Problem to solve |
Give the number of lines in this listing that contain "αὐτοῦ", with no other words.

Raw data |
-- -- --

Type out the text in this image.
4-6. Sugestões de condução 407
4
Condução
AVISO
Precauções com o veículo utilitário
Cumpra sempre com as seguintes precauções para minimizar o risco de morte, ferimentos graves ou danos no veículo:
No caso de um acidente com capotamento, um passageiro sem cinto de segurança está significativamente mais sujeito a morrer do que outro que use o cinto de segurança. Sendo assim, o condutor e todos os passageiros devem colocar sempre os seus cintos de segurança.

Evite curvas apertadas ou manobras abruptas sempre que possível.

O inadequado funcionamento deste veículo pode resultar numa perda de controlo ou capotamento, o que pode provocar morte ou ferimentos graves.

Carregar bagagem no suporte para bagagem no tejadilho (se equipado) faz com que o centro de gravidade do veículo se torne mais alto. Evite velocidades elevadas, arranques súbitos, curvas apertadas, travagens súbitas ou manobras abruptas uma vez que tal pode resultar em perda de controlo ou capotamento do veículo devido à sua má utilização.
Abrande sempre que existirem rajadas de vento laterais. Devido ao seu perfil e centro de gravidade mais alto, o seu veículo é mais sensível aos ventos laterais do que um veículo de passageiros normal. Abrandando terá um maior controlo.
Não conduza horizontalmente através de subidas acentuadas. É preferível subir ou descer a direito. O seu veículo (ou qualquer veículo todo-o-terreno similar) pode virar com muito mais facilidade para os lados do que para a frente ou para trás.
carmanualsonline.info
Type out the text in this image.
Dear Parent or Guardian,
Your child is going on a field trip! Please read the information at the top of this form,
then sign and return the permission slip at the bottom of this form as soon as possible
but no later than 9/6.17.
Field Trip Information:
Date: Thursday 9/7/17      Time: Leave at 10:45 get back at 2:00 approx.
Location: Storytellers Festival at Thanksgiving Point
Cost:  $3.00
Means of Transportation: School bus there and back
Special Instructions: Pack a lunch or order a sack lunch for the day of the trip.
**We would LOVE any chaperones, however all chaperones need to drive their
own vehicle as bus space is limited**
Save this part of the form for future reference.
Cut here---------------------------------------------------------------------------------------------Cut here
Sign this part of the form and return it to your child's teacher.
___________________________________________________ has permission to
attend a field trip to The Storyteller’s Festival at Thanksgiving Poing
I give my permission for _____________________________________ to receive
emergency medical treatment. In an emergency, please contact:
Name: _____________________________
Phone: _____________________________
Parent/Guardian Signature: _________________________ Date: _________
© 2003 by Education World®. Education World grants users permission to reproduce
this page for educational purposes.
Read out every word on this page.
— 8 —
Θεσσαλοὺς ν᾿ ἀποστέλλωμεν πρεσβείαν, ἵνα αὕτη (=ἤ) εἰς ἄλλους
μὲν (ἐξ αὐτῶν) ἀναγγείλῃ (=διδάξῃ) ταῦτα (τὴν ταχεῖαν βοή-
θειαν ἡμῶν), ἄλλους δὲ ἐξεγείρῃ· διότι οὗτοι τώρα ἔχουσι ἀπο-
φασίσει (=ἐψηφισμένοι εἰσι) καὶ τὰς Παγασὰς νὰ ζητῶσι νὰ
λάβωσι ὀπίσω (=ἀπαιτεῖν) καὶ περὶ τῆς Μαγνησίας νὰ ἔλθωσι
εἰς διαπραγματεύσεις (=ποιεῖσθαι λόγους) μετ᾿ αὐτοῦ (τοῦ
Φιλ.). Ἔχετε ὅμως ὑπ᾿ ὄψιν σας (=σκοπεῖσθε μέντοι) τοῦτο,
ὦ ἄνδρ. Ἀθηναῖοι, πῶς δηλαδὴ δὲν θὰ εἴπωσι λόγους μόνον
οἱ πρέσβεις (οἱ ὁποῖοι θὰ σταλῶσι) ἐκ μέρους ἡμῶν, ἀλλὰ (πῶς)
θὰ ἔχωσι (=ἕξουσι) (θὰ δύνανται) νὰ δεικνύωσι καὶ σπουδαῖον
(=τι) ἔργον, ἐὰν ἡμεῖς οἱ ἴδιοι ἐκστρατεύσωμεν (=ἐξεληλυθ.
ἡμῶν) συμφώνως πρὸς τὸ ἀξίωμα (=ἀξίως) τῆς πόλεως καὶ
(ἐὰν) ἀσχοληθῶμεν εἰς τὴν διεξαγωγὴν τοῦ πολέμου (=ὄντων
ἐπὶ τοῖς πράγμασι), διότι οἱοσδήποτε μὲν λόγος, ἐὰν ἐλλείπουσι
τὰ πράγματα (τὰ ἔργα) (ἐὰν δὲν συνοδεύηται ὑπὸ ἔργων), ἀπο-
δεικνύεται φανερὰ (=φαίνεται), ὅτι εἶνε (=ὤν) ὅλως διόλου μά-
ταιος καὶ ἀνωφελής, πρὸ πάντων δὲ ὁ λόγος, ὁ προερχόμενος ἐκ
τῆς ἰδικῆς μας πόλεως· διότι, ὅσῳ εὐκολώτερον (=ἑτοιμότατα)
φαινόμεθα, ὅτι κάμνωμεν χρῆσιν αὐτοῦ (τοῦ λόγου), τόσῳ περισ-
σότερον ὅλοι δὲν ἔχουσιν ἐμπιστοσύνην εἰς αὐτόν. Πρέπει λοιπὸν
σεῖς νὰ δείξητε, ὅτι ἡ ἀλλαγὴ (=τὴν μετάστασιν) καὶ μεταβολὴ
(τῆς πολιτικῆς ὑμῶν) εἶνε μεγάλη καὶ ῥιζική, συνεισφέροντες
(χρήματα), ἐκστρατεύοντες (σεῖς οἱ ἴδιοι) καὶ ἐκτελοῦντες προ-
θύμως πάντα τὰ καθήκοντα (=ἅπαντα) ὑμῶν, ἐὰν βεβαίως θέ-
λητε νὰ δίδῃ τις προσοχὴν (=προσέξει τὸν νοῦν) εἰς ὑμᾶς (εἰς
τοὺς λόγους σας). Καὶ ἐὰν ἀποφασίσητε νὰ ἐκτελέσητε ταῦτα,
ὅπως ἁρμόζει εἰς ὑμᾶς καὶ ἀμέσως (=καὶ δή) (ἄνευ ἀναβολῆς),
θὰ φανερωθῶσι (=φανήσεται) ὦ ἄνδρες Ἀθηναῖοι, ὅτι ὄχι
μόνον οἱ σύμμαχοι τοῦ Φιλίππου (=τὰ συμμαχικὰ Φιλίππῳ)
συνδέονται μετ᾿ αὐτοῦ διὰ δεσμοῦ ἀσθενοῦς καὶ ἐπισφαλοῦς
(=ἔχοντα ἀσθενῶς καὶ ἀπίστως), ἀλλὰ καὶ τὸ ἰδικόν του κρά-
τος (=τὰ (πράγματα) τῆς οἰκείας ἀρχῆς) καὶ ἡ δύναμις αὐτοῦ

-- -- --

Solution for this exercise |
4